**Aim of the task:** Copy every record word for word.

**Data listing:**
-- -- --

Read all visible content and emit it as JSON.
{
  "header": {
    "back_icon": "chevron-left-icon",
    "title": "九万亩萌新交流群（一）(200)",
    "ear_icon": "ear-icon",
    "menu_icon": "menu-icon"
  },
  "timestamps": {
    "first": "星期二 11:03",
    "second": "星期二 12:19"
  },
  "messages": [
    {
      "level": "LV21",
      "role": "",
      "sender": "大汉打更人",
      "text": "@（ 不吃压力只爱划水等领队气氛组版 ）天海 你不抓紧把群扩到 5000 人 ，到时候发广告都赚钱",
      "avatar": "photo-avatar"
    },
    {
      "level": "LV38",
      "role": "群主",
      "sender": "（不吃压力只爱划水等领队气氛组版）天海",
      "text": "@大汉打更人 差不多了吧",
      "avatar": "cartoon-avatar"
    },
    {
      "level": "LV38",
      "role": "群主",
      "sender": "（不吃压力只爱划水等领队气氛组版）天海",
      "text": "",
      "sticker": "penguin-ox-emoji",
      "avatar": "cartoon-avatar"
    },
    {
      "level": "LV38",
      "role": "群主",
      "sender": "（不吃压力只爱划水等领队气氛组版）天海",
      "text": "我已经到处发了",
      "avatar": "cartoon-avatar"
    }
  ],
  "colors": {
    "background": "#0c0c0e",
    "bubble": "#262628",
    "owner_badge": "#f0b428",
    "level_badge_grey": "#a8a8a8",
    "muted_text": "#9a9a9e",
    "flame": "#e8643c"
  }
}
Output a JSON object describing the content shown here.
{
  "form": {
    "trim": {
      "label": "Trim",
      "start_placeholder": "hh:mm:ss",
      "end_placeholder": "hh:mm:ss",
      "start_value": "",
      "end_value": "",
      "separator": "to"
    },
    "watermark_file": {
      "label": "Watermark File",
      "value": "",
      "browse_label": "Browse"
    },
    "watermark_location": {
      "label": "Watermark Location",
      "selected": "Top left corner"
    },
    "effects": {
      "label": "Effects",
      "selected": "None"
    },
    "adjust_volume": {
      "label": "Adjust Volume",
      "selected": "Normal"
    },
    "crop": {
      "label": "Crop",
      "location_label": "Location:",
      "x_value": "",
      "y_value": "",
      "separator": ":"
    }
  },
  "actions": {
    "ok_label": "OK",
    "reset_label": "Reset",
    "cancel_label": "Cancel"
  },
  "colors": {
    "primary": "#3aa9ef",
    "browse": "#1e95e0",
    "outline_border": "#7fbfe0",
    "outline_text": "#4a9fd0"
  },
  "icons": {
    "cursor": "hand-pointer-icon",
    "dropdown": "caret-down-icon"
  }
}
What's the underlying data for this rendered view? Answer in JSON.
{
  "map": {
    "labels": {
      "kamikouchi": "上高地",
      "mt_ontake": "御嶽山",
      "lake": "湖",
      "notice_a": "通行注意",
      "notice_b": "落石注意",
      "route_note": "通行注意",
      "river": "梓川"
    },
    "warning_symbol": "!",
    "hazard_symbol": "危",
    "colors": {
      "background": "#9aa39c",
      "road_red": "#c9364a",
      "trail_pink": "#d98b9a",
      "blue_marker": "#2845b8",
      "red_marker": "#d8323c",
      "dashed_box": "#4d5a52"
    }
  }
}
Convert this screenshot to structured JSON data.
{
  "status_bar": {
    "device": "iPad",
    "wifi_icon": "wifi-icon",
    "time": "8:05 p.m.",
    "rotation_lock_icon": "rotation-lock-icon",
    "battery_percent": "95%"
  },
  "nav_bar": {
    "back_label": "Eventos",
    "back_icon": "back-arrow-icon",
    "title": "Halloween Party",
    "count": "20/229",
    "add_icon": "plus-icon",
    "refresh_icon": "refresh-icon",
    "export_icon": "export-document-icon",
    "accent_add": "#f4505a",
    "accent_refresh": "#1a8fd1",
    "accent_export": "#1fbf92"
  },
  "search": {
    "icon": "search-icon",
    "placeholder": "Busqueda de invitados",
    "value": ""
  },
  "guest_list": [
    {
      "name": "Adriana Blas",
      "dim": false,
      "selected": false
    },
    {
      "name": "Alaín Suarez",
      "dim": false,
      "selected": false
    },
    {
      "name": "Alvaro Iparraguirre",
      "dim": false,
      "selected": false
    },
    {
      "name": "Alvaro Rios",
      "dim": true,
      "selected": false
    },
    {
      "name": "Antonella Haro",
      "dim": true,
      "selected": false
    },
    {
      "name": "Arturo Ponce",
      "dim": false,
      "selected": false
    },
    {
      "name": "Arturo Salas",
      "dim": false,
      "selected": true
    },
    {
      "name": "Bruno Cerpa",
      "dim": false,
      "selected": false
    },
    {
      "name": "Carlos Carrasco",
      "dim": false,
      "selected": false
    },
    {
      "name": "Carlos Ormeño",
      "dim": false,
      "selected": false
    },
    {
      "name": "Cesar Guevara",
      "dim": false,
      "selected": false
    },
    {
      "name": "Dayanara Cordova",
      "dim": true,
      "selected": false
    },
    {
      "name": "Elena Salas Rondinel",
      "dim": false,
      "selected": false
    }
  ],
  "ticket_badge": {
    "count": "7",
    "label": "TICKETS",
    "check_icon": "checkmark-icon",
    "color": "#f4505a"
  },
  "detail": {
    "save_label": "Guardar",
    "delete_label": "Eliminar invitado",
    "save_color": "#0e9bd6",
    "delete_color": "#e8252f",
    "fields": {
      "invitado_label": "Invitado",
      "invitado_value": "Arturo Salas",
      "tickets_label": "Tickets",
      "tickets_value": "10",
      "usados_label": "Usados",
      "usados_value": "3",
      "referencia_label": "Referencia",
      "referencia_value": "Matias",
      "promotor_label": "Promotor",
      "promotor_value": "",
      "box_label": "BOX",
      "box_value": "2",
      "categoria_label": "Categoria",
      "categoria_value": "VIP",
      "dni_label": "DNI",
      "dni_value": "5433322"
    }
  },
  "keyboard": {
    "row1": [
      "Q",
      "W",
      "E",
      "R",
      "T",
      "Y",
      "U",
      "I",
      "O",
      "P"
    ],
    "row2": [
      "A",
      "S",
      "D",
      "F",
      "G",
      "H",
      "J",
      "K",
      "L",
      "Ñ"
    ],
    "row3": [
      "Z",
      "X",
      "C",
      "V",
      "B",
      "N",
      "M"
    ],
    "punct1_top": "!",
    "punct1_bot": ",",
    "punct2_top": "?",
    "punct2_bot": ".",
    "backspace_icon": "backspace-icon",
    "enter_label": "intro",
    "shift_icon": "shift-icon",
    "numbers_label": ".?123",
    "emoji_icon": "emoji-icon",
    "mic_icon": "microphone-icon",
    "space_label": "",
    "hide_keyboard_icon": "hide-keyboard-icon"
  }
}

-- -- --

**Task solution:**
Read all visible content and emit it as JSON.
{
  "header": {
    "back_icon": "chevron-left-icon",
    "title": "九万亩萌新交流群（一）(200)",
    "ear_icon": "ear-icon",
    "menu_icon": "menu-icon"
  },
  "timestamps": {
    "first": "星期二 11:03",
    "second": "星期二 12:19"
  },
  "messages": [
    {
      "level": "LV21",
      "role": "",
      "sender": "大汉打更人",
      "text": "@（ 不吃压力只爱划水等领队气氛组版 ）天海 你不抓紧把群扩到 5000 人 ，到时候发广告都赚钱",
      "avatar": "photo-avatar"
    },
    {
      "level": "LV38",
      "role": "群主",
      "sender": "（不吃压力只爱划水等领队气氛组版）天海",
      "text": "@大汉打更人 差不多了吧",
      "avatar": "cartoon-avatar"
    },
    {
      "level": "LV38",
      "role": "群主",
      "sender": "（不吃压力只爱划水等领队气氛组版）天海",
      "text": "",
      "sticker": "penguin-ox-emoji",
      "avatar": "cartoon-avatar"
    },
    {
      "level": "LV38",
      "role": "群主",
      "sender": "（不吃压力只爱划水等领队气氛组版）天海",
      "text": "我已经到处发了",
      "avatar": "cartoon-avatar"
    }
  ],
  "colors": {
    "background": "#0c0c0e",
    "bubble": "#262628",
    "owner_badge": "#f0b428",
    "level_badge_grey": "#a8a8a8",
    "muted_text": "#9a9a9e",
    "flame": "#e8643c"
  }
}
Output a JSON object describing the content shown here.
{
  "form": {
    "trim": {
      "label": "Trim",
      "start_placeholder": "hh:mm:ss",
      "end_placeholder": "hh:mm:ss",
      "start_value": "",
      "end_value": "",
      "separator": "to"
    },
    "watermark_file": {
      "label": "Watermark File",
      "value": "",
      "browse_label": "Browse"
    },
    "watermark_location": {
      "label": "Watermark Location",
      "selected": "Top left corner"
    },
    "effects": {
      "label": "Effects",
      "selected": "None"
    },
    "adjust_volume": {
      "label": "Adjust Volume",
      "selected": "Normal"
    },
    "crop": {
      "label": "Crop",
      "location_label": "Location:",
      "x_value": "",
      "y_value": "",
      "separator": ":"
    }
  },
  "actions": {
    "ok_label": "OK",
    "reset_label": "Reset",
    "cancel_label": "Cancel"
  },
  "colors": {
    "primary": "#3aa9ef",
    "browse": "#1e95e0",
    "outline_border": "#7fbfe0",
    "outline_text": "#4a9fd0"
  },
  "icons": {
    "cursor": "hand-pointer-icon",
    "dropdown": "caret-down-icon"
  }
}
What's the underlying data for this rendered view? Answer in JSON.
{
  "map": {
    "labels": {
      "kamikouchi": "上高地",
      "mt_ontake": "御嶽山",
      "lake": "湖",
      "notice_a": "通行注意",
      "notice_b": "落石注意",
      "route_note": "通行注意",
      "river": "梓川"
    },
    "warning_symbol": "!",
    "hazard_symbol": "危",
    "colors": {
      "background": "#9aa39c",
      "road_red": "#c9364a",
      "trail_pink": "#d98b9a",
      "blue_marker": "#2845b8",
      "red_marker": "#d8323c",
      "dashed_box": "#4d5a52"
    }
  }
}
Convert this screenshot to structured JSON data.
{
  "status_bar": {
    "device": "iPad",
    "wifi_icon": "wifi-icon",
    "time": "8:05 p.m.",
    "rotation_lock_icon": "rotation-lock-icon",
    "battery_percent": "95%"
  },
  "nav_bar": {
    "back_label": "Eventos",
    "back_icon": "back-arrow-icon",
    "title": "Halloween Party",
    "count": "20/229",
    "add_icon": "plus-icon",
    "refresh_icon": "refresh-icon",
    "export_icon": "export-document-icon",
    "accent_add": "#f4505a",
    "accent_refresh": "#1a8fd1",
    "accent_export": "#1fbf92"
  },
  "search": {
    "icon": "search-icon",
    "placeholder": "Busqueda de invitados",
    "value": ""
  },
  "guest_list": [
    {
      "name": "Adriana Blas",
      "dim": false,
      "selected": false
    },
    {
      "name": "Alaín Suarez",
      "dim": false,
      "selected": false
    },
    {
      "name": "Alvaro Iparraguirre",
      "dim": false,
      "selected": false
    },
    {
      "name": "Alvaro Rios",
      "dim": true,
      "selected": false
    },
    {
      "name": "Antonella Haro",
      "dim": true,
      "selected": false
    },
    {
      "name": "Arturo Ponce",
      "dim": false,
      "selected": false
    },
    {
      "name": "Arturo Salas",
      "dim": false,
      "selected": true
    },
    {
      "name": "Bruno Cerpa",
      "dim": false,
      "selected": false
    },
    {
      "name": "Carlos Carrasco",
      "dim": false,
      "selected": false
    },
    {
      "name": "Carlos Ormeño",
      "dim": false,
      "selected": false
    },
    {
      "name": "Cesar Guevara",
      "dim": false,
      "selected": false
    },
    {
      "name": "Dayanara Cordova",
      "dim": true,
      "selected": false
    },
    {
      "name": "Elena Salas Rondinel",
      "dim": false,
      "selected": false
    }
  ],
  "ticket_badge": {
    "count": "7",
    "label": "TICKETS",
    "check_icon": "checkmark-icon",
    "color": "#f4505a"
  },
  "detail": {
    "save_label": "Guardar",
    "delete_label": "Eliminar invitado",
    "save_color": "#0e9bd6",
    "delete_color": "#e8252f",
    "fields": {
      "invitado_label": "Invitado",
      "invitado_value": "Arturo Salas",
      "tickets_label": "Tickets",
      "tickets_value": "10",
      "usados_label": "Usados",
      "usados_value": "3",
      "referencia_label": "Referencia",
      "referencia_value": "Matias",
      "promotor_label": "Promotor",
      "promotor_value": "",
      "box_label": "BOX",
      "box_value": "2",
      "categoria_label": "Categoria",
      "categoria_value": "VIP",
      "dni_label": "DNI",
      "dni_value": "5433322"
    }
  },
  "keyboard": {
    "row1": [
      "Q",
      "W",
      "E",
      "R",
      "T",
      "Y",
      "U",
      "I",
      "O",
      "P"
    ],
    "row2": [
      "A",
      "S",
      "D",
      "F",
      "G",
      "H",
      "J",
      "K",
      "L",
      "Ñ"
    ],
    "row3": [
      "Z",
      "X",
      "C",
      "V",
      "B",
      "N",
      "M"
    ],
    "punct1_top": "!",
    "punct1_bot": ",",
    "punct2_top": "?",
    "punct2_bot": ".",
    "backspace_icon": "backspace-icon",
    "enter_label": "intro",
    "shift_icon": "shift-icon",
    "numbers_label": ".?123",
    "emoji_icon": "emoji-icon",
    "mic_icon": "microphone-icon",
    "space_label": "",
    "hide_keyboard_icon": "hide-keyboard-icon"
  }
}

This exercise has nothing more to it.